__PROBLEM STATEMENT__:
Give every line of the material again, exactly as written.

===== EXCERPTED RECORDS =====

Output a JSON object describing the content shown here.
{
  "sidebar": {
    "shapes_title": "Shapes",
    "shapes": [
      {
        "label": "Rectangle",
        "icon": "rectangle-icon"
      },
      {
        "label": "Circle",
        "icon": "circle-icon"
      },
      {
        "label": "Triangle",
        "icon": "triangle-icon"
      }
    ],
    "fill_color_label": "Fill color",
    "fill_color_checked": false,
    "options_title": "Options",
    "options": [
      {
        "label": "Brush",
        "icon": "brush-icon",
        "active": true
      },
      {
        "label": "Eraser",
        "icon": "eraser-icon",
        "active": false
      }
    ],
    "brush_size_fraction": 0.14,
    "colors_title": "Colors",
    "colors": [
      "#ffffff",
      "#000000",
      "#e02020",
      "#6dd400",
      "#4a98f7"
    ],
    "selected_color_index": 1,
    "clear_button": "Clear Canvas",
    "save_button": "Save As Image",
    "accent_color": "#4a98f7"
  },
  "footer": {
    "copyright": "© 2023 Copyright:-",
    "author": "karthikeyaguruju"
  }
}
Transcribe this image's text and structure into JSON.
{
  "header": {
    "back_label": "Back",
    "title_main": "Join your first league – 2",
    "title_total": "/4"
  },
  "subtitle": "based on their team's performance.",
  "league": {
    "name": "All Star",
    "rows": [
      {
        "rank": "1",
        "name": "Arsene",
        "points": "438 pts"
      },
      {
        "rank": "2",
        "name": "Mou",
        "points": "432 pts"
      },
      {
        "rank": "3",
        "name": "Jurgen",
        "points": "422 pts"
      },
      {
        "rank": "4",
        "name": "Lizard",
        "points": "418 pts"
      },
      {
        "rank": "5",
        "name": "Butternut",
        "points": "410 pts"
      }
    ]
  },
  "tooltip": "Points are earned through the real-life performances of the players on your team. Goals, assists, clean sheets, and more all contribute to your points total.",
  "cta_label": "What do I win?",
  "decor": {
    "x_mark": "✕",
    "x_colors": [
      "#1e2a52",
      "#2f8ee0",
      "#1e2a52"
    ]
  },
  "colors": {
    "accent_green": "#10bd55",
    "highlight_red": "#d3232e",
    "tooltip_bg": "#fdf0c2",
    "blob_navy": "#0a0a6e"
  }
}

=====

__RESPONSE TO THE TASK__:
Output a JSON object describing the content shown here.
{
  "sidebar": {
    "shapes_title": "Shapes",
    "shapes": [
      {
        "label": "Rectangle",
        "icon": "rectangle-icon"
      },
      {
        "label": "Circle",
        "icon": "circle-icon"
      },
      {
        "label": "Triangle",
        "icon": "triangle-icon"
      }
    ],
    "fill_color_label": "Fill color",
    "fill_color_checked": false,
    "options_title": "Options",
    "options": [
      {
        "label": "Brush",
        "icon": "brush-icon",
        "active": true
      },
      {
        "label": "Eraser",
        "icon": "eraser-icon",
        "active": false
      }
    ],
    "brush_size_fraction": 0.14,
    "colors_title": "Colors",
    "colors": [
      "#ffffff",
      "#000000",
      "#e02020",
      "#6dd400",
      "#4a98f7"
    ],
    "selected_color_index": 1,
    "clear_button": "Clear Canvas",
    "save_button": "Save As Image",
    "accent_color": "#4a98f7"
  },
  "footer": {
    "copyright": "© 2023 Copyright:-",
    "author": "karthikeyaguruju"
  }
}
Transcribe this image's text and structure into JSON.
{
  "header": {
    "back_label": "Back",
    "title_main": "Join your first league – 2",
    "title_total": "/4"
  },
  "subtitle": "based on their team's performance.",
  "league": {
    "name": "All Star",
    "rows": [
      {
        "rank": "1",
        "name": "Arsene",
        "points": "438 pts"
      },
      {
        "rank": "2",
        "name": "Mou",
        "points": "432 pts"
      },
      {
        "rank": "3",
        "name": "Jurgen",
        "points": "422 pts"
      },
      {
        "rank": "4",
        "name": "Lizard",
        "points": "418 pts"
      },
      {
        "rank": "5",
        "name": "Butternut",
        "points": "410 pts"
      }
    ]
  },
  "tooltip": "Points are earned through the real-life performances of the players on your team. Goals, assists, clean sheets, and more all contribute to your points total.",
  "cta_label": "What do I win?",
  "decor": {
    "x_mark": "✕",
    "x_colors": [
      "#1e2a52",
      "#2f8ee0",
      "#1e2a52"
    ]
  },
  "colors": {
    "accent_green": "#10bd55",
    "highlight_red": "#d3232e",
    "tooltip_bg": "#fdf0c2",
    "blob_navy": "#0a0a6e"
  }
}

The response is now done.